» **Consegna 1**
Secondo l'estratto, quale principio vale allo stesso modo per parlare di Musica e di Poesia?
» **Consegna 2**
Trascrivi la parte dell'estratto compresa tra "[ Tears Of The" e "lo è. Punto.", estremi inclusi, sostituendo "SNORKY" con "PUFFI".

» **Estratto scelto**
There were secret in my mind

For too long now

There were things I should have

said

Subito: è troppo il tempo

dei secreti chiusi in cranio.

così tanto tempo dall’ora

era quanto – avrei dovuto

dire

[ Tears Of The Dragon, Bruce Dickinson ]

MUSICISTI? PARLIAMONE…

Musicisti? Parliamone…

VI AMO [ e lo sapete ]. VI ASCOLTO [ senza distinzione di genere ]. VI APPOGGIO [ e ne scrivo ]. Ora è ora di dirvelo: non dimenticate! Non siamo SNORKY e non siamo «tutti amici e perciò felici». Non dimenticate: se è il caso – VI AFFRONTO. E sfodero la lunga lama delle humanea litterae. E la chiave [ di volta e rivolta ] è il termine: HUMANAE. Per scelta non scrivo [ quasi mai ] critiche negative, semplicemente perché il principio per parlare di Musica è lo stesso per parlare di Poesia: non esiste una brutta poesia o una brutta musica. O è Poesia o non lo è. O è Musica o non lo è. Punto.

Premesso questo, la soggettività del singolo scrivente [ io ] non si sdilinquisce, non sciorina complimenti “ad minchiam”, non si schiera dalla parte di chiunque si dica: artista/artigiano/artistoide/artefatto, …

Oggi l’urgenza è: dire basta! Sono stanca: inciampare nel vuoto mi stanca. Sono stanca di chi continua – imperterriti imbecilli – a dirsi, a ribadirsi: migliori. Migliori come musicisti, migliori come baristi, migliori perché? Perché maschi? Per onniscienza infusa direttamente da Priapo? Migliori perché abituati a scambiarsi pacche sulle spalle? Migliori perché il confronto è col compagno di merenda, col vicino di casa, con il ragazzo che ha appena imparato il giro di do?…

Se vi parlo di pagina, di palco, vi parlo con coscienza [ di causa ]. Non basta il talento, non basta la tecnica: ci vuole la tensione del carisma. Non basta credere: bisogna convincere. E molti di voi sono arrivati a credere a tutto quello che dicono, a tutto quello che si raccontano. Senza più: rispetto. Senza più: metro critico. Senza più: coscienza storica.

» **Materiale di partenza**
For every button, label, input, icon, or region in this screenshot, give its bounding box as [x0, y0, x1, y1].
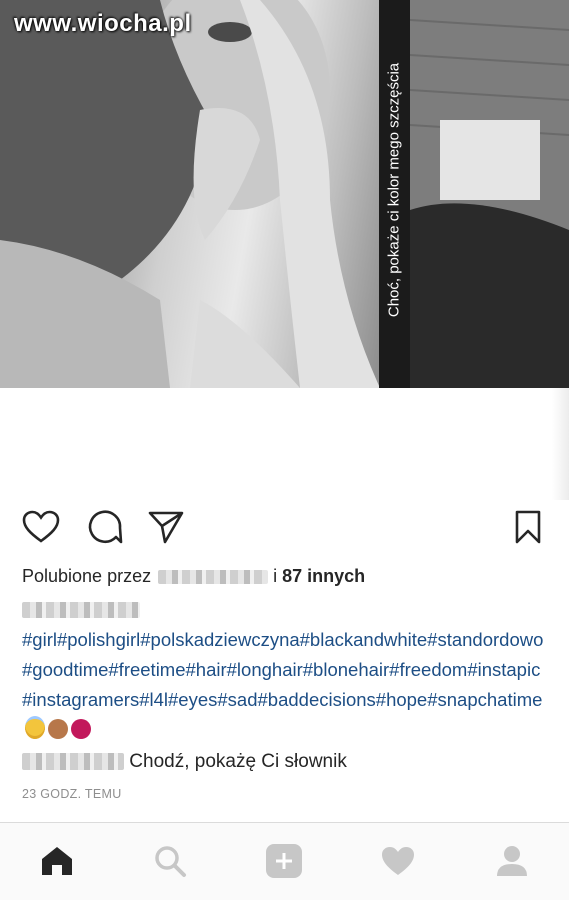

» **Risposta corretta 1**
Non esiste una brutta poesia o una brutta musica: o è Poesia o non lo è, o è Musica o non lo è.

» **Risposta corretta 2**
[ Tears Of The Dragon, Bruce Dickinson ]

MUSICISTI? PARLIAMONE…

Musicisti? Parliamone…

VI AMO [ e lo sapete ]. VI ASCOLTO [ senza distinzione di genere ]. VI APPOGGIO [ e ne scrivo ]. Ora è ora di dirvelo: non dimenticate! Non siamo PUFFI e non siamo «tutti amici e perciò felici». Non dimenticate: se è il caso – VI AFFRONTO. E sfodero la lunga lama delle humanea litterae. E la chiave [ di volta e rivolta ] è il termine: HUMANAE. Per scelta non scrivo [ quasi mai ] critiche negative, semplicemente perché il principio per parlare di Musica è lo stesso per parlare di Poesia: non esiste una brutta poesia o una brutta musica. O è Poesia o non lo è. O è Musica o non lo è. Punto.